### Problem statement
Output the material below in full, exactly as it is.

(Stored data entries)

▬▬▬

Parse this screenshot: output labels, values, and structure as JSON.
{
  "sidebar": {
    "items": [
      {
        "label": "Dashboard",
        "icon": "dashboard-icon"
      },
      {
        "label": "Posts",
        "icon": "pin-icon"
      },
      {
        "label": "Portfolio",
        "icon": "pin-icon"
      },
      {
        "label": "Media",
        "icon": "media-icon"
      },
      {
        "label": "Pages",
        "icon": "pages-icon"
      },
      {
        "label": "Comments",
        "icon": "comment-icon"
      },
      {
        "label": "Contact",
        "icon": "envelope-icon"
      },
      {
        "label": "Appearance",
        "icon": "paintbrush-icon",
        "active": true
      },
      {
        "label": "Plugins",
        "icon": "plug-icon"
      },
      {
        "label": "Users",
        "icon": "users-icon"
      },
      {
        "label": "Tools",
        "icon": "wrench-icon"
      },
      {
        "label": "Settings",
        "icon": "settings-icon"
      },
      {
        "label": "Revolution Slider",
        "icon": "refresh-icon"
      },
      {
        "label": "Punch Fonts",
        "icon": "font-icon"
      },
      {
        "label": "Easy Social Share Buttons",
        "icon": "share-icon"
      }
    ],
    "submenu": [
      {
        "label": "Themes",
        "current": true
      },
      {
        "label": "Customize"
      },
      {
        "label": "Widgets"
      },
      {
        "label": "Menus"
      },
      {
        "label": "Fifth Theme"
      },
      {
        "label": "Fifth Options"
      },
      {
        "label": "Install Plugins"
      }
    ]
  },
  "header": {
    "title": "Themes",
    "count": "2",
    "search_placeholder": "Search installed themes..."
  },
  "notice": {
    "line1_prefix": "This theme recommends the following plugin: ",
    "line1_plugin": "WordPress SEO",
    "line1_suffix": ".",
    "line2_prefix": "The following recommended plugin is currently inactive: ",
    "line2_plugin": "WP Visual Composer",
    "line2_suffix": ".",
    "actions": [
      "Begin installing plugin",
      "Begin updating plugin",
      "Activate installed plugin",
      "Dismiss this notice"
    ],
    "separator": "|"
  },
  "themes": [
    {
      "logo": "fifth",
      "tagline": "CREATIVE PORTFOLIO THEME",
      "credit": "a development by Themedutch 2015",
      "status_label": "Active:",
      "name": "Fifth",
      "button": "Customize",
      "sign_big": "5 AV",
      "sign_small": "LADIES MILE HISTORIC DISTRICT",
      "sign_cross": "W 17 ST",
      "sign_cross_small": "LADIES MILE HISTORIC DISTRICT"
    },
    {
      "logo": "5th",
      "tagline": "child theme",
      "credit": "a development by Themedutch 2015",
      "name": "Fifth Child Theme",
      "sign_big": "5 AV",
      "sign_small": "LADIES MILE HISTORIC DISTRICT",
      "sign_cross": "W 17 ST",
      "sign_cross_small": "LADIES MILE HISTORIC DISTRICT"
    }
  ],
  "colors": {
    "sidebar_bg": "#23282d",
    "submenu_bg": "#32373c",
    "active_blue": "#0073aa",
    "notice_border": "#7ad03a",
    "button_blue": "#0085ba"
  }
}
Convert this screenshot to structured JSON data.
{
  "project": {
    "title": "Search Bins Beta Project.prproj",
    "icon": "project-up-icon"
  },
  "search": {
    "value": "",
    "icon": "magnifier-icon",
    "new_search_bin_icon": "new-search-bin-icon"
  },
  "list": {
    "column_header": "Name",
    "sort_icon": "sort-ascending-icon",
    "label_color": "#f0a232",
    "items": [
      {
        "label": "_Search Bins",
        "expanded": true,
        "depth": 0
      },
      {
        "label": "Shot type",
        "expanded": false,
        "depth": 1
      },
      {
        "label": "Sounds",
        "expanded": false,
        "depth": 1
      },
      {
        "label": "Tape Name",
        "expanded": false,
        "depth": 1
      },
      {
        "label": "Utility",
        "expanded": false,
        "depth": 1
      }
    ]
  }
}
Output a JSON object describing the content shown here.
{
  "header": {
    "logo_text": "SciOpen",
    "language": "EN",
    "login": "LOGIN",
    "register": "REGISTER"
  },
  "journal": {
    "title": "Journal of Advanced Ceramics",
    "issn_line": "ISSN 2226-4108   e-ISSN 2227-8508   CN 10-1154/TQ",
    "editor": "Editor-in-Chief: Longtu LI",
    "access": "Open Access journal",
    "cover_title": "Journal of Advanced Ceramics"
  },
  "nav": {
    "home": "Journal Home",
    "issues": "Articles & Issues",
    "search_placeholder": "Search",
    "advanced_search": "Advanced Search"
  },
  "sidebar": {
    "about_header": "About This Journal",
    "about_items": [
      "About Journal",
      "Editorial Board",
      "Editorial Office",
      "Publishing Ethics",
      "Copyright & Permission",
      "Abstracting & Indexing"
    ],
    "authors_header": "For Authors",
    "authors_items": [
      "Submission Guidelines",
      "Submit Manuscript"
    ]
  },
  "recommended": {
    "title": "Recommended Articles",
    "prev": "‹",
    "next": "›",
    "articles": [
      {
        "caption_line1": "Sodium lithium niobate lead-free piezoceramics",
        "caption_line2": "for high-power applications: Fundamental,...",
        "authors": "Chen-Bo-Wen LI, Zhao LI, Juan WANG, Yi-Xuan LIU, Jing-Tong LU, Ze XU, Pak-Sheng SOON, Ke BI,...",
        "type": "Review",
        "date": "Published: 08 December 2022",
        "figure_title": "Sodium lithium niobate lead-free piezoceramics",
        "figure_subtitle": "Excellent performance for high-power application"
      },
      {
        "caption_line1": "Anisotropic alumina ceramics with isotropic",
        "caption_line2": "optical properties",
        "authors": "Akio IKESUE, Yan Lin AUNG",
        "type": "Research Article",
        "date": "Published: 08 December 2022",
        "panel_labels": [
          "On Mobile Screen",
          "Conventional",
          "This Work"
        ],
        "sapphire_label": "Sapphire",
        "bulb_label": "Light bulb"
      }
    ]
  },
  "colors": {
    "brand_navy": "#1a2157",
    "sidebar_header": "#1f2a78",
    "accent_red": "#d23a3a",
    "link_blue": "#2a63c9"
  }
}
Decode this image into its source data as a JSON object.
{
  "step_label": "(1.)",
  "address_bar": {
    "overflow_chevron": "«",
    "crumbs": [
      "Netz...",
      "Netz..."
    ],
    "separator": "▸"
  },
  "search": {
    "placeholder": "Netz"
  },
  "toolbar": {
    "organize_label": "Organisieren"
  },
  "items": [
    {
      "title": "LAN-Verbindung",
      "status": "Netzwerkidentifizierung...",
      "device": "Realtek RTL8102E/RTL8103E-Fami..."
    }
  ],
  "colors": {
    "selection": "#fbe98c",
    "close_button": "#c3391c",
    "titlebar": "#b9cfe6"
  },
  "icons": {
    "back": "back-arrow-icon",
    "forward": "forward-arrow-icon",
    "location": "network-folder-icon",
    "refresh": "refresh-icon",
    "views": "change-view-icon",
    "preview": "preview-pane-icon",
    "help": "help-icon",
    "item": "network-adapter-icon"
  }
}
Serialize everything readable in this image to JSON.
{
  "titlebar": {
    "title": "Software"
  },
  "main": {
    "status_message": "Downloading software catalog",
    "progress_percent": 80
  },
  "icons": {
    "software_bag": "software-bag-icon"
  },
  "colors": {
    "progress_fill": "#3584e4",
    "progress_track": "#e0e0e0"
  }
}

▬▬▬

### Output
Parse this screenshot: output labels, values, and structure as JSON.
{
  "sidebar": {
    "items": [
      {
        "label": "Dashboard",
        "icon": "dashboard-icon"
      },
      {
        "label": "Posts",
        "icon": "pin-icon"
      },
      {
        "label": "Portfolio",
        "icon": "pin-icon"
      },
      {
        "label": "Media",
        "icon": "media-icon"
      },
      {
        "label": "Pages",
        "icon": "pages-icon"
      },
      {
        "label": "Comments",
        "icon": "comment-icon"
      },
      {
        "label": "Contact",
        "icon": "envelope-icon"
      },
      {
        "label": "Appearance",
        "icon": "paintbrush-icon",
        "active": true
      },
      {
        "label": "Plugins",
        "icon": "plug-icon"
      },
      {
        "label": "Users",
        "icon": "users-icon"
      },
      {
        "label": "Tools",
        "icon": "wrench-icon"
      },
      {
        "label": "Settings",
        "icon": "settings-icon"
      },
      {
        "label": "Revolution Slider",
        "icon": "refresh-icon"
      },
      {
        "label": "Punch Fonts",
        "icon": "font-icon"
      },
      {
        "label": "Easy Social Share Buttons",
        "icon": "share-icon"
      }
    ],
    "submenu": [
      {
        "label": "Themes",
        "current": true
      },
      {
        "label": "Customize"
      },
      {
        "label": "Widgets"
      },
      {
        "label": "Menus"
      },
      {
        "label": "Fifth Theme"
      },
      {
        "label": "Fifth Options"
      },
      {
        "label": "Install Plugins"
      }
    ]
  },
  "header": {
    "title": "Themes",
    "count": "2",
    "search_placeholder": "Search installed themes..."
  },
  "notice": {
    "line1_prefix": "This theme recommends the following plugin: ",
    "line1_plugin": "WordPress SEO",
    "line1_suffix": ".",
    "line2_prefix": "The following recommended plugin is currently inactive: ",
    "line2_plugin": "WP Visual Composer",
    "line2_suffix": ".",
    "actions": [
      "Begin installing plugin",
      "Begin updating plugin",
      "Activate installed plugin",
      "Dismiss this notice"
    ],
    "separator": "|"
  },
  "themes": [
    {
      "logo": "fifth",
      "tagline": "CREATIVE PORTFOLIO THEME",
      "credit": "a development by Themedutch 2015",
      "status_label": "Active:",
      "name": "Fifth",
      "button": "Customize",
      "sign_big": "5 AV",
      "sign_small": "LADIES MILE HISTORIC DISTRICT",
      "sign_cross": "W 17 ST",
      "sign_cross_small": "LADIES MILE HISTORIC DISTRICT"
    },
    {
      "logo": "5th",
      "tagline": "child theme",
      "credit": "a development by Themedutch 2015",
      "name": "Fifth Child Theme",
      "sign_big": "5 AV",
      "sign_small": "LADIES MILE HISTORIC DISTRICT",
      "sign_cross": "W 17 ST",
      "sign_cross_small": "LADIES MILE HISTORIC DISTRICT"
    }
  ],
  "colors": {
    "sidebar_bg": "#23282d",
    "submenu_bg": "#32373c",
    "active_blue": "#0073aa",
    "notice_border": "#7ad03a",
    "button_blue": "#0085ba"
  }
}
Convert this screenshot to structured JSON data.
{
  "project": {
    "title": "Search Bins Beta Project.prproj",
    "icon": "project-up-icon"
  },
  "search": {
    "value": "",
    "icon": "magnifier-icon",
    "new_search_bin_icon": "new-search-bin-icon"
  },
  "list": {
    "column_header": "Name",
    "sort_icon": "sort-ascending-icon",
    "label_color": "#f0a232",
    "items": [
      {
        "label": "_Search Bins",
        "expanded": true,
        "depth": 0
      },
      {
        "label": "Shot type",
        "expanded": false,
        "depth": 1
      },
      {
        "label": "Sounds",
        "expanded": false,
        "depth": 1
      },
      {
        "label": "Tape Name",
        "expanded": false,
        "depth": 1
      },
      {
        "label": "Utility",
        "expanded": false,
        "depth": 1
      }
    ]
  }
}
Output a JSON object describing the content shown here.
{
  "header": {
    "logo_text": "SciOpen",
    "language": "EN",
    "login": "LOGIN",
    "register": "REGISTER"
  },
  "journal": {
    "title": "Journal of Advanced Ceramics",
    "issn_line": "ISSN 2226-4108   e-ISSN 2227-8508   CN 10-1154/TQ",
    "editor": "Editor-in-Chief: Longtu LI",
    "access": "Open Access journal",
    "cover_title": "Journal of Advanced Ceramics"
  },
  "nav": {
    "home": "Journal Home",
    "issues": "Articles & Issues",
    "search_placeholder": "Search",
    "advanced_search": "Advanced Search"
  },
  "sidebar": {
    "about_header": "About This Journal",
    "about_items": [
      "About Journal",
      "Editorial Board",
      "Editorial Office",
      "Publishing Ethics",
      "Copyright & Permission",
      "Abstracting & Indexing"
    ],
    "authors_header": "For Authors",
    "authors_items": [
      "Submission Guidelines",
      "Submit Manuscript"
    ]
  },
  "recommended": {
    "title": "Recommended Articles",
    "prev": "‹",
    "next": "›",
    "articles": [
      {
        "caption_line1": "Sodium lithium niobate lead-free piezoceramics",
        "caption_line2": "for high-power applications: Fundamental,...",
        "authors": "Chen-Bo-Wen LI, Zhao LI, Juan WANG, Yi-Xuan LIU, Jing-Tong LU, Ze XU, Pak-Sheng SOON, Ke BI,...",
        "type": "Review",
        "date": "Published: 08 December 2022",
        "figure_title": "Sodium lithium niobate lead-free piezoceramics",
        "figure_subtitle": "Excellent performance for high-power application"
      },
      {
        "caption_line1": "Anisotropic alumina ceramics with isotropic",
        "caption_line2": "optical properties",
        "authors": "Akio IKESUE, Yan Lin AUNG",
        "type": "Research Article",
        "date": "Published: 08 December 2022",
        "panel_labels": [
          "On Mobile Screen",
          "Conventional",
          "This Work"
        ],
        "sapphire_label": "Sapphire",
        "bulb_label": "Light bulb"
      }
    ]
  },
  "colors": {
    "brand_navy": "#1a2157",
    "sidebar_header": "#1f2a78",
    "accent_red": "#d23a3a",
    "link_blue": "#2a63c9"
  }
}
Decode this image into its source data as a JSON object.
{
  "step_label": "(1.)",
  "address_bar": {
    "overflow_chevron": "«",
    "crumbs": [
      "Netz...",
      "Netz..."
    ],
    "separator": "▸"
  },
  "search": {
    "placeholder": "Netz"
  },
  "toolbar": {
    "organize_label": "Organisieren"
  },
  "items": [
    {
      "title": "LAN-Verbindung",
      "status": "Netzwerkidentifizierung...",
      "device": "Realtek RTL8102E/RTL8103E-Fami..."
    }
  ],
  "colors": {
    "selection": "#fbe98c",
    "close_button": "#c3391c",
    "titlebar": "#b9cfe6"
  },
  "icons": {
    "back": "back-arrow-icon",
    "forward": "forward-arrow-icon",
    "location": "network-folder-icon",
    "refresh": "refresh-icon",
    "views": "change-view-icon",
    "preview": "preview-pane-icon",
    "help": "help-icon",
    "item": "network-adapter-icon"
  }
}
Serialize everything readable in this image to JSON.
{
  "titlebar": {
    "title": "Software"
  },
  "main": {
    "status_message": "Downloading software catalog",
    "progress_percent": 80
  },
  "icons": {
    "software_bag": "software-bag-icon"
  },
  "colors": {
    "progress_fill": "#3584e4",
    "progress_track": "#e0e0e0"
  }
}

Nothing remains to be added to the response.